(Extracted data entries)
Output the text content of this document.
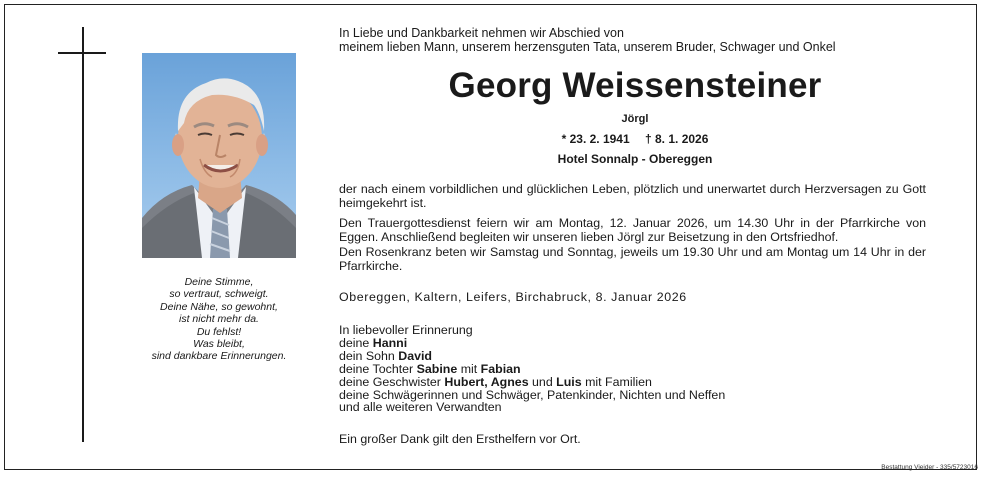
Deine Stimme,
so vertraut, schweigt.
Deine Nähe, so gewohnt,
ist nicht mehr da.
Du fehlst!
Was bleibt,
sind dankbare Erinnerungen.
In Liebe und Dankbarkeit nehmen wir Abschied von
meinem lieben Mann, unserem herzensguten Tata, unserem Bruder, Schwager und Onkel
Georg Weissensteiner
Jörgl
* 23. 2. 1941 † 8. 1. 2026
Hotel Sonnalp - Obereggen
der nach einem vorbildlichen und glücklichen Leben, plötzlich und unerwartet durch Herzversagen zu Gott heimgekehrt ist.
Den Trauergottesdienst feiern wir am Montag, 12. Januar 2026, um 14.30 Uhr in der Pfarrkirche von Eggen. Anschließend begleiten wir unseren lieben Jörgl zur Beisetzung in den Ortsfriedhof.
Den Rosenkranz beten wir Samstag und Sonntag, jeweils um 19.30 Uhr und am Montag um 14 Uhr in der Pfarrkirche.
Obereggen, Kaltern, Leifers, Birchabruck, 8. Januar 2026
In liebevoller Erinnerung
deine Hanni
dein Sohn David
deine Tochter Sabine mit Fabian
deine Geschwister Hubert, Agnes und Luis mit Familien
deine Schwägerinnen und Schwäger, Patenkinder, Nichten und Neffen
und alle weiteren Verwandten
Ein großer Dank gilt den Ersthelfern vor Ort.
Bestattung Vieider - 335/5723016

§ **Task instructions**
Without the pictures, restate each entry exactly.

§ **Final result**
Output the text content of this document.
Deine Stimme,
so vertraut, schweigt.
Deine Nähe, so gewohnt,
ist nicht mehr da.
Du fehlst!
Was bleibt,
sind dankbare Erinnerungen.
In Liebe und Dankbarkeit nehmen wir Abschied von
meinem lieben Mann, unserem herzensguten Tata, unserem Bruder, Schwager und Onkel
Georg Weissensteiner
Jörgl
* 23. 2. 1941 † 8. 1. 2026
Hotel Sonnalp - Obereggen
der nach einem vorbildlichen und glücklichen Leben, plötzlich und unerwartet durch Herzversagen zu Gott heimgekehrt ist.
Den Trauergottesdienst feiern wir am Montag, 12. Januar 2026, um 14.30 Uhr in der Pfarrkirche von Eggen. Anschließend begleiten wir unseren lieben Jörgl zur Beisetzung in den Ortsfriedhof.
Den Rosenkranz beten wir Samstag und Sonntag, jeweils um 19.30 Uhr und am Montag um 14 Uhr in der Pfarrkirche.
Obereggen, Kaltern, Leifers, Birchabruck, 8. Januar 2026
In liebevoller Erinnerung
deine Hanni
dein Sohn David
deine Tochter Sabine mit Fabian
deine Geschwister Hubert, Agnes und Luis mit Familien
deine Schwägerinnen und Schwäger, Patenkinder, Nichten und Neffen
und alle weiteren Verwandten
Ein großer Dank gilt den Ersthelfern vor Ort.
Bestattung Vieider - 335/5723016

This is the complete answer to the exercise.